DIRECTIONS FOR THIS TASK:
Output the data that follows exactly, line for line.

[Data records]
# # # #
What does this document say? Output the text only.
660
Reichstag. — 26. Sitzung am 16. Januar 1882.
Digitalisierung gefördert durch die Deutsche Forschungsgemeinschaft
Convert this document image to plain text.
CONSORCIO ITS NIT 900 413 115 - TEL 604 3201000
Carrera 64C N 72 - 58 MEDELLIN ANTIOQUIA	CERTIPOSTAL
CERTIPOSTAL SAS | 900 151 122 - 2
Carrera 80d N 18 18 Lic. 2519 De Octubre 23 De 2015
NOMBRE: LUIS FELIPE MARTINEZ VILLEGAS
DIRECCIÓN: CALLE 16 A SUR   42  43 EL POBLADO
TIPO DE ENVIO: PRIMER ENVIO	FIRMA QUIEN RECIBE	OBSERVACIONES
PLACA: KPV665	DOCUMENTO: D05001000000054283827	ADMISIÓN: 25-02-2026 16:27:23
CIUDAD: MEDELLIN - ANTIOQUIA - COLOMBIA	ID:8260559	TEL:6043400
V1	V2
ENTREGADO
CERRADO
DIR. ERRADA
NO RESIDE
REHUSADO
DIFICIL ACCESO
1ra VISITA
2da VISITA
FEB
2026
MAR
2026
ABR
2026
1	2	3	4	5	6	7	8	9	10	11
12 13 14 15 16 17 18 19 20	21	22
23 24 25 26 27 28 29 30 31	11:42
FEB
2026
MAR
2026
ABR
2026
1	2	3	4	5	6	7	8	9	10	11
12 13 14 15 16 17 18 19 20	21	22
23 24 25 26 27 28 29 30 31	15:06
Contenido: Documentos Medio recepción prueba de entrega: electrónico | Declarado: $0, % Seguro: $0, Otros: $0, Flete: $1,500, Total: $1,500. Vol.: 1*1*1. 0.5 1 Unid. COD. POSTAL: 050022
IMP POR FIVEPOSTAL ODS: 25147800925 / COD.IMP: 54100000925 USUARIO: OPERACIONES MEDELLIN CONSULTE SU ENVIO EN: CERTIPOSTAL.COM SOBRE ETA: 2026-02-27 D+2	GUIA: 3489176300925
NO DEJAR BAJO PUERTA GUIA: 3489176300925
# # # #
OUTPUT OF THE TASK:
What does this document say? Output the text only.
660
Reichstag. — 26. Sitzung am 16. Januar 1882.
Digitalisierung gefördert durch die Deutsche Forschungsgemeinschaft
Convert this document image to plain text.
CONSORCIO ITS NIT 900 413 115 - TEL 604 3201000
Carrera 64C N 72 - 58 MEDELLIN ANTIOQUIA	CERTIPOSTAL
CERTIPOSTAL SAS | 900 151 122 - 2
Carrera 80d N 18 18 Lic. 2519 De Octubre 23 De 2015
NOMBRE: LUIS FELIPE MARTINEZ VILLEGAS
DIRECCIÓN: CALLE 16 A SUR   42  43 EL POBLADO
TIPO DE ENVIO: PRIMER ENVIO	FIRMA QUIEN RECIBE	OBSERVACIONES
PLACA: KPV665	DOCUMENTO: D05001000000054283827	ADMISIÓN: 25-02-2026 16:27:23
CIUDAD: MEDELLIN - ANTIOQUIA - COLOMBIA	ID:8260559	TEL:6043400
V1	V2
ENTREGADO
CERRADO
DIR. ERRADA
NO RESIDE
REHUSADO
DIFICIL ACCESO
1ra VISITA
2da VISITA
FEB
2026
MAR
2026
ABR
2026
1	2	3	4	5	6	7	8	9	10	11
12 13 14 15 16 17 18 19 20	21	22
23 24 25 26 27 28 29 30 31	11:42
FEB
2026
MAR
2026
ABR
2026
1	2	3	4	5	6	7	8	9	10	11
12 13 14 15 16 17 18 19 20	21	22
23 24 25 26 27 28 29 30 31	15:06
Contenido: Documentos Medio recepción prueba de entrega: electrónico | Declarado: $0, % Seguro: $0, Otros: $0, Flete: $1,500, Total: $1,500. Vol.: 1*1*1. 0.5 1 Unid. COD. POSTAL: 050022
IMP POR FIVEPOSTAL ODS: 25147800925 / COD.IMP: 54100000925 USUARIO: OPERACIONES MEDELLIN CONSULTE SU ENVIO EN: CERTIPOSTAL.COM SOBRE ETA: 2026-02-27 D+2	GUIA: 3489176300925
NO DEJAR BAJO PUERTA GUIA: 3489176300925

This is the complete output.